==== Material provided ====

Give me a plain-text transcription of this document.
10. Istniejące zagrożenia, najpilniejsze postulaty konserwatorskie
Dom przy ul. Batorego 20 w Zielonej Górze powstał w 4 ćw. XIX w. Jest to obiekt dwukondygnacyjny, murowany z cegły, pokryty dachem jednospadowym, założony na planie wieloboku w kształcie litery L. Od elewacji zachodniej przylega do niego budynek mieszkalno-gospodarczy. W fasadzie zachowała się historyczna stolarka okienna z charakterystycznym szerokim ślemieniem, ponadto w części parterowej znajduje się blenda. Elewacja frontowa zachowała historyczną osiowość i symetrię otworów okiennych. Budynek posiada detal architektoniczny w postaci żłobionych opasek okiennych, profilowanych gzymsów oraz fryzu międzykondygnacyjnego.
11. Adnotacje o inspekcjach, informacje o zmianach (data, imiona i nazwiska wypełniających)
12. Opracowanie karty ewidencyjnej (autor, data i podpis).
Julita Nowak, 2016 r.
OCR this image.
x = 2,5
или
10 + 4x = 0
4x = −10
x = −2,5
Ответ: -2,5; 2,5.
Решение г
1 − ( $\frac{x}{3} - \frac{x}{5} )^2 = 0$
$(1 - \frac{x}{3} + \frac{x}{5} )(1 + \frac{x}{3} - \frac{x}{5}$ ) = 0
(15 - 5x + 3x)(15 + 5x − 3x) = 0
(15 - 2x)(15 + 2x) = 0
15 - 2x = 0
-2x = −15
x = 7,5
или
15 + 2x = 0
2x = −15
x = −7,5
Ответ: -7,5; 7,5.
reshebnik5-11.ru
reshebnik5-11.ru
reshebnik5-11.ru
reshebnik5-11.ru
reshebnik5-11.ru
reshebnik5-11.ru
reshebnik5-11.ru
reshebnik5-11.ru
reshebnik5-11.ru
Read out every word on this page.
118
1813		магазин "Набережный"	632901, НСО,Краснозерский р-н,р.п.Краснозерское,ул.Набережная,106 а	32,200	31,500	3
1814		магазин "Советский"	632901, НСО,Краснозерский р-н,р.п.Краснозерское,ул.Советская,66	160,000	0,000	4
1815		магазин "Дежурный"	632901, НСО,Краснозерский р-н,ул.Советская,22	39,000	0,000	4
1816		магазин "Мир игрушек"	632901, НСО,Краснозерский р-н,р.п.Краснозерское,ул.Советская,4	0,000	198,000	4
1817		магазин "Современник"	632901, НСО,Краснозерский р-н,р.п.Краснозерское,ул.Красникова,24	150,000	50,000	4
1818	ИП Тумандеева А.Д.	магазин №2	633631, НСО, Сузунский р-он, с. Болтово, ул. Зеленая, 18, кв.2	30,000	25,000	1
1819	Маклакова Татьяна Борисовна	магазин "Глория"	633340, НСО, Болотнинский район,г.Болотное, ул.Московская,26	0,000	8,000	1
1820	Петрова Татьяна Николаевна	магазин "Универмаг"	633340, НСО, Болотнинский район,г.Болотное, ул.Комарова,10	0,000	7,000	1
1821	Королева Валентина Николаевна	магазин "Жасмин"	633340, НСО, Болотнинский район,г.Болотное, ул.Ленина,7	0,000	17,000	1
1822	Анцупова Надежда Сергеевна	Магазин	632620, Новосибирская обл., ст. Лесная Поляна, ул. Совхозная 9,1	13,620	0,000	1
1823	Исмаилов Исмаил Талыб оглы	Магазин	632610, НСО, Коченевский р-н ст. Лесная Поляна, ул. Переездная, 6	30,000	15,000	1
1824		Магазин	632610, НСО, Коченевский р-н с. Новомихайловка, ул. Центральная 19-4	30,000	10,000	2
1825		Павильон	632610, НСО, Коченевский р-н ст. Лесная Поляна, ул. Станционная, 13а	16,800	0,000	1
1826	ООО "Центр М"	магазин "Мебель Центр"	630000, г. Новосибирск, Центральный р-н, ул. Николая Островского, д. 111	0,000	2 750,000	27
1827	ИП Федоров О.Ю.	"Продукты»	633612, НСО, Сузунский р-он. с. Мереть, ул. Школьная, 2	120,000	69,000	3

====

- Task brief -
Each record must be repeated exactly as it is.

- Final answer -
Give me a plain-text transcription of this document.
10. Istniejące zagrożenia, najpilniejsze postulaty konserwatorskie
Dom przy ul. Batorego 20 w Zielonej Górze powstał w 4 ćw. XIX w. Jest to obiekt dwukondygnacyjny, murowany z cegły, pokryty dachem jednospadowym, założony na planie wieloboku w kształcie litery L. Od elewacji zachodniej przylega do niego budynek mieszkalno-gospodarczy. W fasadzie zachowała się historyczna stolarka okienna z charakterystycznym szerokim ślemieniem, ponadto w części parterowej znajduje się blenda. Elewacja frontowa zachowała historyczną osiowość i symetrię otworów okiennych. Budynek posiada detal architektoniczny w postaci żłobionych opasek okiennych, profilowanych gzymsów oraz fryzu międzykondygnacyjnego.
11. Adnotacje o inspekcjach, informacje o zmianach (data, imiona i nazwiska wypełniających)
12. Opracowanie karty ewidencyjnej (autor, data i podpis).
Julita Nowak, 2016 r.
OCR this image.
x = 2,5
или
10 + 4x = 0
4x = −10
x = −2,5
Ответ: -2,5; 2,5.
Решение г
1 − ( $\frac{x}{3} - \frac{x}{5} )^2 = 0$
$(1 - \frac{x}{3} + \frac{x}{5} )(1 + \frac{x}{3} - \frac{x}{5}$ ) = 0
(15 - 5x + 3x)(15 + 5x − 3x) = 0
(15 - 2x)(15 + 2x) = 0
15 - 2x = 0
-2x = −15
x = 7,5
или
15 + 2x = 0
2x = −15
x = −7,5
Ответ: -7,5; 7,5.
reshebnik5-11.ru
reshebnik5-11.ru
reshebnik5-11.ru
reshebnik5-11.ru
reshebnik5-11.ru
reshebnik5-11.ru
reshebnik5-11.ru
reshebnik5-11.ru
reshebnik5-11.ru
Read out every word on this page.
118
1813		магазин "Набережный"	632901, НСО,Краснозерский р-н,р.п.Краснозерское,ул.Набережная,106 а	32,200	31,500	3
1814		магазин "Советский"	632901, НСО,Краснозерский р-н,р.п.Краснозерское,ул.Советская,66	160,000	0,000	4
1815		магазин "Дежурный"	632901, НСО,Краснозерский р-н,ул.Советская,22	39,000	0,000	4
1816		магазин "Мир игрушек"	632901, НСО,Краснозерский р-н,р.п.Краснозерское,ул.Советская,4	0,000	198,000	4
1817		магазин "Современник"	632901, НСО,Краснозерский р-н,р.п.Краснозерское,ул.Красникова,24	150,000	50,000	4
1818	ИП Тумандеева А.Д.	магазин №2	633631, НСО, Сузунский р-он, с. Болтово, ул. Зеленая, 18, кв.2	30,000	25,000	1
1819	Маклакова Татьяна Борисовна	магазин "Глория"	633340, НСО, Болотнинский район,г.Болотное, ул.Московская,26	0,000	8,000	1
1820	Петрова Татьяна Николаевна	магазин "Универмаг"	633340, НСО, Болотнинский район,г.Болотное, ул.Комарова,10	0,000	7,000	1
1821	Королева Валентина Николаевна	магазин "Жасмин"	633340, НСО, Болотнинский район,г.Болотное, ул.Ленина,7	0,000	17,000	1
1822	Анцупова Надежда Сергеевна	Магазин	632620, Новосибирская обл., ст. Лесная Поляна, ул. Совхозная 9,1	13,620	0,000	1
1823	Исмаилов Исмаил Талыб оглы	Магазин	632610, НСО, Коченевский р-н ст. Лесная Поляна, ул. Переездная, 6	30,000	15,000	1
1824		Магазин	632610, НСО, Коченевский р-н с. Новомихайловка, ул. Центральная 19-4	30,000	10,000	2
1825		Павильон	632610, НСО, Коченевский р-н ст. Лесная Поляна, ул. Станционная, 13а	16,800	0,000	1
1826	ООО "Центр М"	магазин "Мебель Центр"	630000, г. Новосибирск, Центральный р-н, ул. Николая Островского, д. 111	0,000	2 750,000	27
1827	ИП Федоров О.Ю.	"Продукты»	633612, НСО, Сузунский р-он. с. Мереть, ул. Школьная, 2	120,000	69,000	3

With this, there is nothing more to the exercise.